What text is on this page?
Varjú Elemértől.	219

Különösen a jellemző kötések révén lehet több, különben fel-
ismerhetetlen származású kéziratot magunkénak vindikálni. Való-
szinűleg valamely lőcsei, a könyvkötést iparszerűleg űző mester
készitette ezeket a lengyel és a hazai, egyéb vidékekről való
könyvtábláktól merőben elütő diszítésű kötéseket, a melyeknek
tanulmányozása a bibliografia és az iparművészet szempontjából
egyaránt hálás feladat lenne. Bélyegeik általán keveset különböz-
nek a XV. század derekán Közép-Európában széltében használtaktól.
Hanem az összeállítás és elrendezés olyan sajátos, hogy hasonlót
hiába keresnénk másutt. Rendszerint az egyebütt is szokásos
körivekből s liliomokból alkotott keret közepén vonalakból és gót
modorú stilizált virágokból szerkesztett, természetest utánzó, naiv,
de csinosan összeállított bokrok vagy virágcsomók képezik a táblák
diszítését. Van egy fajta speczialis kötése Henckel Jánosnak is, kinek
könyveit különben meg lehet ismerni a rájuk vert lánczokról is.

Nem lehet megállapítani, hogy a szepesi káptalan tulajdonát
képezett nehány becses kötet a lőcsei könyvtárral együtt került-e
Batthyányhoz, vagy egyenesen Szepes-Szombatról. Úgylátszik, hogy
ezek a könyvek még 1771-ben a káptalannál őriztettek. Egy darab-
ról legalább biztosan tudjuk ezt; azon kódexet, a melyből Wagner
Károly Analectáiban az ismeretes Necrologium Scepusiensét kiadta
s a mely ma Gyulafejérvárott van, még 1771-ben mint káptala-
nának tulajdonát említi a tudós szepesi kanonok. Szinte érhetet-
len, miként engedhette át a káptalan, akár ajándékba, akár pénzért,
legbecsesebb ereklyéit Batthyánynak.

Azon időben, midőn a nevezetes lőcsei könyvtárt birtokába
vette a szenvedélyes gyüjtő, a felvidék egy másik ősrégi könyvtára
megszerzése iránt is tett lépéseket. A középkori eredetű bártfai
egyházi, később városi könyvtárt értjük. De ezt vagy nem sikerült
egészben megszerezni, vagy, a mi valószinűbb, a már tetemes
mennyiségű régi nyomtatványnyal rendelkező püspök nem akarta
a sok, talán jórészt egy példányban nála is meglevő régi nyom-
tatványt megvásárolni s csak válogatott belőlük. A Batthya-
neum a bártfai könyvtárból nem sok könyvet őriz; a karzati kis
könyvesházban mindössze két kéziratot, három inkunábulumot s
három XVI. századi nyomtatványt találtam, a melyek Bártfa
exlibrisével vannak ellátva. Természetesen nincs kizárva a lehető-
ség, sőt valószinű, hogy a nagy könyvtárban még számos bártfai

--- TASK OBJECTIVE ---
Using the records above, list each line that includes "hogy".

--- OUTPUT OF THE TASK ---
Hanem az összeállítás és elrendezés olyan sajátos, hogy hasonlót
Nem lehet megállapítani, hogy a szepesi káptalan tulajdonát
Batthyányhoz, vagy egyenesen Szepes-Szombatról. Úgylátszik, hogy
ség, sőt valószinű, hogy a nagy könyvtárban még számos bártfai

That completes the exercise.